## [Document text]
As per the recent article by ET, there are close to 400 co-working centres across the country today, compared to just 30 odd centres in 2010. These collaborative offices have seen a remarkable growth globally, but the concept is still relatively new in India; all the more gaining popularity with the start-up community pan-India.
Due to the flexibility that these centres afford, they are mostly easy to get into and have almost no exit barrier, assuming that the tenant understands what they are getting into before signing that agreement.
So, here are some of the key pointers that one should consider:
1. Security Deposit:
If you are a young entrepreneur or a start-up, chances are that renting a workspace is probably going to make the biggest dent to your pocket, not to mention the tight cash-flow that you may have to maintain. Renting almost any real estate, encompasses maintaining a security deposit where you don’t even earn any real interest on the amount, and so it is in your best interest to have it at a minimal amount. Security deposit ranges from one month to three month of rental amount, and are always Tax free.
2. Nature of Agreement:
The agreement is almost always leave & license arrangement (like booking a hotel room, as opposed to a formal lease agreement). Please note that there is a difference between Lease and ‘Leave & license’ agreement, the former includes leasehold rights within the premises, however the latter only gives a mere permission to use, however the ownership, control, and rights in relation to the cabin/proposed premises will at all times vest with the owner/lessor; However, you as a member client can utilise the services. The agreement must also clearly state the duration and the validity of a service agreement.

## [Requirements]
Reproduce the co-working article above word for word, from "As per the recent" to "signing that agreement.".

Boxed element entries
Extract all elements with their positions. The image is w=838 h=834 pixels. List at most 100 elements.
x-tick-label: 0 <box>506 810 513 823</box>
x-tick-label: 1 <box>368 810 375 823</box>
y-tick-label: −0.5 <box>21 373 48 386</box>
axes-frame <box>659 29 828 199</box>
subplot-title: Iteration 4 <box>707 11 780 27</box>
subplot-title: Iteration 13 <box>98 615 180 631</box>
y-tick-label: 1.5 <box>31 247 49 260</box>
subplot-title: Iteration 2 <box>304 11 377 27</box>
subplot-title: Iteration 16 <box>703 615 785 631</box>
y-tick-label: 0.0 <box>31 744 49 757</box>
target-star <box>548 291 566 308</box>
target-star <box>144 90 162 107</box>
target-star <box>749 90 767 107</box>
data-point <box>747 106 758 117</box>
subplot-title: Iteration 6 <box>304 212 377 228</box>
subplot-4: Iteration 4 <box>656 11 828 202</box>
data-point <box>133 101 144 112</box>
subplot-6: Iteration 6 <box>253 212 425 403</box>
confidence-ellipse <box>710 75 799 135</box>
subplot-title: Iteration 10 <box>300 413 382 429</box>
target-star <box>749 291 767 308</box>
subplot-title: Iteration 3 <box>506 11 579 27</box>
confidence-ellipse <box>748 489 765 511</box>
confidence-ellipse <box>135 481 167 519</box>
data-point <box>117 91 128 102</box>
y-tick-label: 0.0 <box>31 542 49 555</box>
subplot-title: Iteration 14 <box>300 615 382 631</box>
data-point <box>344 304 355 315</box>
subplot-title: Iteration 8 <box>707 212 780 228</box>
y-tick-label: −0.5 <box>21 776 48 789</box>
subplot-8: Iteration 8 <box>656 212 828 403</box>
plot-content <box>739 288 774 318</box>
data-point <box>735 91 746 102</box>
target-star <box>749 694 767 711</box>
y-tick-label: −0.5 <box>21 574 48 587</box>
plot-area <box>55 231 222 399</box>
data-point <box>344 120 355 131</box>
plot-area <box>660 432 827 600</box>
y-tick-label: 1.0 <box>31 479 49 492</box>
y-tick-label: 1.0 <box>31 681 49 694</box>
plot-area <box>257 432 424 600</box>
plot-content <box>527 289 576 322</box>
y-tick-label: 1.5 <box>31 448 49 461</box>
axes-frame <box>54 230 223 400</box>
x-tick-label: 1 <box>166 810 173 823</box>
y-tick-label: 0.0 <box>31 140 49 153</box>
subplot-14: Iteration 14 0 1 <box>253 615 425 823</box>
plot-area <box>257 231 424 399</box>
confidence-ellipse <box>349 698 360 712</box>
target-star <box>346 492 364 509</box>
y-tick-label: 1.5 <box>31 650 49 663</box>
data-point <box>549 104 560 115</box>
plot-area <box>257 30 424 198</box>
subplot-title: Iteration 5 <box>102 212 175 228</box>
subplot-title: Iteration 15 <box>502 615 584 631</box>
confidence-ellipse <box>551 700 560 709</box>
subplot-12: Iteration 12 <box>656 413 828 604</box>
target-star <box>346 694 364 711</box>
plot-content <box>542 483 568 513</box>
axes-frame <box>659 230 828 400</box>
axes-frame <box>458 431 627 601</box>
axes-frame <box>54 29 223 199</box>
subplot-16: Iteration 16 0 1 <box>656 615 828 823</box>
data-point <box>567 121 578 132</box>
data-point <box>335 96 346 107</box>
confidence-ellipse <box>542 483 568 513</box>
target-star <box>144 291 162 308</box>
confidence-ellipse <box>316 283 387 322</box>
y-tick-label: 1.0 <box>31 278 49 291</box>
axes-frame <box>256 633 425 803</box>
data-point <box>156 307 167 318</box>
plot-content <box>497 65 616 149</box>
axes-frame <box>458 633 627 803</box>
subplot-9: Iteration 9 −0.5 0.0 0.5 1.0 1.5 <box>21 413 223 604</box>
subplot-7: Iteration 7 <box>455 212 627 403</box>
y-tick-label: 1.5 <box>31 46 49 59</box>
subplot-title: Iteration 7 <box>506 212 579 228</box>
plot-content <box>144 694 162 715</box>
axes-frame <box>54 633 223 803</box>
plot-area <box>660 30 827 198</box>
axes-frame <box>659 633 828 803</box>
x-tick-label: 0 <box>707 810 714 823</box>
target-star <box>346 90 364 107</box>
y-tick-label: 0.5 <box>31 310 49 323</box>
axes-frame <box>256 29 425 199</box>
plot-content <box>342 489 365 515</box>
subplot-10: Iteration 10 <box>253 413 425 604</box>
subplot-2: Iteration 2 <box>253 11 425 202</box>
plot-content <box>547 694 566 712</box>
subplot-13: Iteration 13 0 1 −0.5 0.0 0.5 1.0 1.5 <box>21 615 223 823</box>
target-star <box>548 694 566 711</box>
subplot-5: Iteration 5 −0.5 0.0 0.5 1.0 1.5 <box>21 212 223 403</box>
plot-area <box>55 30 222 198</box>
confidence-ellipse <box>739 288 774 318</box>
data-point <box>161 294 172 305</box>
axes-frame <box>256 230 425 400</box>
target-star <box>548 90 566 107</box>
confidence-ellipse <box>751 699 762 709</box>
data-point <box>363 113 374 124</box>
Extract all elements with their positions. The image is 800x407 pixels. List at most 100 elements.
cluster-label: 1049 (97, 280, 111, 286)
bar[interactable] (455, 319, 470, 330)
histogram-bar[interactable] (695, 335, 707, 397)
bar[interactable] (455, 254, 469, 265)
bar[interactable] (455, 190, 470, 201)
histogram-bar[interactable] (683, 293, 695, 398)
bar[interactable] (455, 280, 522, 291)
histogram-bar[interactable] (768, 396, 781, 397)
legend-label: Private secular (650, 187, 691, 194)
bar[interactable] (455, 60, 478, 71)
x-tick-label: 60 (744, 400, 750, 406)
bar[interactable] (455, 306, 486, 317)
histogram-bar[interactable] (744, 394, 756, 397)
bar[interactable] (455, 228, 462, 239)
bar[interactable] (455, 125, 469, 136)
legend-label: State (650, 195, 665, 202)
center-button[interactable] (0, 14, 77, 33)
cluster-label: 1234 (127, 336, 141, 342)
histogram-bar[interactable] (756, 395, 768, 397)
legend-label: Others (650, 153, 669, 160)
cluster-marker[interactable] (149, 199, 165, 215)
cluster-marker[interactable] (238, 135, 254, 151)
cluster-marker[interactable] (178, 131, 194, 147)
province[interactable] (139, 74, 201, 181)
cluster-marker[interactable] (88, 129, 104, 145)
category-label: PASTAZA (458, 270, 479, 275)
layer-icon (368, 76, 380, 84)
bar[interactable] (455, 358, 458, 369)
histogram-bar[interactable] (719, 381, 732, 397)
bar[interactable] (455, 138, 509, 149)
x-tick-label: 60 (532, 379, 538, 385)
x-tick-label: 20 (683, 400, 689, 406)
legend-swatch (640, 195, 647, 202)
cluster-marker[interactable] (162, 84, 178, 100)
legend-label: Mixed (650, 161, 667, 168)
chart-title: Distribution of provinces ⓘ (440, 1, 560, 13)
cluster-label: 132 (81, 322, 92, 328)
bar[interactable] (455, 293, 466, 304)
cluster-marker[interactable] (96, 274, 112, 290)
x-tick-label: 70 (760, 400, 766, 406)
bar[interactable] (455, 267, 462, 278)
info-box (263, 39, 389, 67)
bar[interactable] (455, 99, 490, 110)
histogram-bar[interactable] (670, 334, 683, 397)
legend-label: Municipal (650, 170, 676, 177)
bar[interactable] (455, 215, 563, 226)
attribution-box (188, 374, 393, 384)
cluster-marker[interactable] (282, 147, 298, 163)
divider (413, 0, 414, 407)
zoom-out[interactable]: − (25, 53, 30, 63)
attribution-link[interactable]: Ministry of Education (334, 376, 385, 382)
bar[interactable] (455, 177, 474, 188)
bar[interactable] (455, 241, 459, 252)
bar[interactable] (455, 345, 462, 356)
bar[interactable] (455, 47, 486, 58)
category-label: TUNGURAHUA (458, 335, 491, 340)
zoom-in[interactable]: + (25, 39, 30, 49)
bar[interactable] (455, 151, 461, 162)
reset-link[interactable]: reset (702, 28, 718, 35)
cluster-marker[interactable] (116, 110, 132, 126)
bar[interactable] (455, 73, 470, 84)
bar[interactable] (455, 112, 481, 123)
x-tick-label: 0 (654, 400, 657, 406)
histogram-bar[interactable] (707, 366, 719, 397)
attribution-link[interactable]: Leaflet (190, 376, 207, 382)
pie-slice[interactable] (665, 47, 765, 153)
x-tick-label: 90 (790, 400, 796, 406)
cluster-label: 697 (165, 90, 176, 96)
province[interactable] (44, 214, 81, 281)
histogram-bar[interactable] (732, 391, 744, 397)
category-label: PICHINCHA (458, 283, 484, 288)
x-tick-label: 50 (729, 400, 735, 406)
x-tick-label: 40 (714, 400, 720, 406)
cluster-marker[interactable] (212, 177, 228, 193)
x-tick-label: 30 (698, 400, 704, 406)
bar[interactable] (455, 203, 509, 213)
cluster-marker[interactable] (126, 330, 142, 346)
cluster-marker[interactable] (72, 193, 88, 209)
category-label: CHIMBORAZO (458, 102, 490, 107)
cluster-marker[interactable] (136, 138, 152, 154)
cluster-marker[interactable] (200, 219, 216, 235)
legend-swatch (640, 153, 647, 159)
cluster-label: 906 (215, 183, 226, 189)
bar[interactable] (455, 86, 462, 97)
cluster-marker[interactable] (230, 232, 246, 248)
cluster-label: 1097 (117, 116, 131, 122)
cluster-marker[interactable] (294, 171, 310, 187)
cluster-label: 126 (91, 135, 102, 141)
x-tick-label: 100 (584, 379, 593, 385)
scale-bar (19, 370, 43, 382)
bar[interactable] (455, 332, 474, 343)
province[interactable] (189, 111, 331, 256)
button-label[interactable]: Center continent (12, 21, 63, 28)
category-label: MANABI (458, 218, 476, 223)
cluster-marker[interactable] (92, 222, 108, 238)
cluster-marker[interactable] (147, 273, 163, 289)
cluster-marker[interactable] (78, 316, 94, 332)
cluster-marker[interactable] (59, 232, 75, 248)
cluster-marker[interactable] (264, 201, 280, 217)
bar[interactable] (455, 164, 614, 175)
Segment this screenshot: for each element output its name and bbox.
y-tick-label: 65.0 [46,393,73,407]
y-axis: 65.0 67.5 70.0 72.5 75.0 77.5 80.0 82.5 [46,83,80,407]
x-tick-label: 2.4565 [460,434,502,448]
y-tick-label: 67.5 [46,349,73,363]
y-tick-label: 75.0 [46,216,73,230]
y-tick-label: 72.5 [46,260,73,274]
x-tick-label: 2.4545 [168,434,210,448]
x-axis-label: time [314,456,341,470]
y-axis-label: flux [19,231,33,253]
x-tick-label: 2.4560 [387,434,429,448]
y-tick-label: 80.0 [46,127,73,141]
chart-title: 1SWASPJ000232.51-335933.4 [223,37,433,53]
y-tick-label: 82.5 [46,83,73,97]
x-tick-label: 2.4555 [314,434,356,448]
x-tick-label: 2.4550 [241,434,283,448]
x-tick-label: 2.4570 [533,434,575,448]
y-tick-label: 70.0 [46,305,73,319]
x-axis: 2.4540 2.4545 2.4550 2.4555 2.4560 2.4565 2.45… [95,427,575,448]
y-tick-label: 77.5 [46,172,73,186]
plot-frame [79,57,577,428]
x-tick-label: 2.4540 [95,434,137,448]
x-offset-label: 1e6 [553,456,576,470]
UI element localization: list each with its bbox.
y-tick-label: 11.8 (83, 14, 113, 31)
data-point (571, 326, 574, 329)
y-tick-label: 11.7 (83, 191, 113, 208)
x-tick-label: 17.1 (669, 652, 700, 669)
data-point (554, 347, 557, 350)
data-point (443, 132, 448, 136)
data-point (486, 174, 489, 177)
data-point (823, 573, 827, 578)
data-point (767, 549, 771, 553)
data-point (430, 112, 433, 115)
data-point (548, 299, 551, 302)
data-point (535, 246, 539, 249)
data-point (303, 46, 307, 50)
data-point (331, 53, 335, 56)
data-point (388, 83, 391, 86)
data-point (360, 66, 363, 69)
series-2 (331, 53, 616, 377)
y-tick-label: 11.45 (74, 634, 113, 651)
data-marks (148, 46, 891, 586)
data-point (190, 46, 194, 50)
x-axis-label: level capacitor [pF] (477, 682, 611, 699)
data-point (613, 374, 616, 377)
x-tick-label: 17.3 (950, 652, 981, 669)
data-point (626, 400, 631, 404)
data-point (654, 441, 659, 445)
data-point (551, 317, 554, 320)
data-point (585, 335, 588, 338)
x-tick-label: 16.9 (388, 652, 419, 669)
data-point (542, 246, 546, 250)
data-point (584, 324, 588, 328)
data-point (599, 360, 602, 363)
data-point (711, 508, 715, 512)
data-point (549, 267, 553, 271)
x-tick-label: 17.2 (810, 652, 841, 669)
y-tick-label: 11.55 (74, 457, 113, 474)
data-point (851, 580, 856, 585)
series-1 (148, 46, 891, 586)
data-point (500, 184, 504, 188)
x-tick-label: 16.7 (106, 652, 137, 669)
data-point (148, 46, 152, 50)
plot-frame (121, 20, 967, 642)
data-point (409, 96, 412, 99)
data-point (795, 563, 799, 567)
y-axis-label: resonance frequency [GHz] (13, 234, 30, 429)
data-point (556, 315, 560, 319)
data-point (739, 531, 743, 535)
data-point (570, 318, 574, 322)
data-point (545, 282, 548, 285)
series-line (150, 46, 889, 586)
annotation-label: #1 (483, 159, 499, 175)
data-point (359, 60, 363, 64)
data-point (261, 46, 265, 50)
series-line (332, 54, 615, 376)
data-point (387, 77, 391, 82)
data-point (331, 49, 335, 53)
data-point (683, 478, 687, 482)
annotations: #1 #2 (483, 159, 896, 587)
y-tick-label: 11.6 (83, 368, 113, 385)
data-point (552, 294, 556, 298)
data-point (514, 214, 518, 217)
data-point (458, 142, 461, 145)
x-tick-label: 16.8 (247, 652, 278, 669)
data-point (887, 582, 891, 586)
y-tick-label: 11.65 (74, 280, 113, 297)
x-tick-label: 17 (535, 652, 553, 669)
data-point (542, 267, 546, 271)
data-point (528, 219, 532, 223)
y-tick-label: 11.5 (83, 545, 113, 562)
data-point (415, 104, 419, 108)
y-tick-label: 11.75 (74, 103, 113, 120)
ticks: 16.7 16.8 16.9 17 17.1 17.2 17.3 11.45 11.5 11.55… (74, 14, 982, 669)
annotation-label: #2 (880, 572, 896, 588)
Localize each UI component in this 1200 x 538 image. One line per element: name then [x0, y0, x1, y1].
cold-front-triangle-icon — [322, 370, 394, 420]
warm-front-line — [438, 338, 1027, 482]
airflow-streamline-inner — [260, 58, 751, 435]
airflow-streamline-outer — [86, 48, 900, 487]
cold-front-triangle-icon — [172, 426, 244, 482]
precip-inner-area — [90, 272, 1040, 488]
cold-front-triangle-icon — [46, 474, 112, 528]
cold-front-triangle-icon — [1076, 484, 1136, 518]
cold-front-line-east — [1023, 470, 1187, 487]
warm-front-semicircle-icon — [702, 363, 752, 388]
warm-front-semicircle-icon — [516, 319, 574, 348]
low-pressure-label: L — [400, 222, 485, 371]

## [Worked answer]
As per the recent article by ET, there are close to 400 co-working centres across the country today, compared to just 30 odd centres in 2010. These collaborative offices have seen a remarkable growth globally, but the concept is still relatively new in India; all the more gaining popularity with the start-up community pan-India.
Due to the flexibility that these centres afford, they are mostly easy to get into and have almost no exit barrier, assuming that the tenant understands what they are getting into before signing that agreement.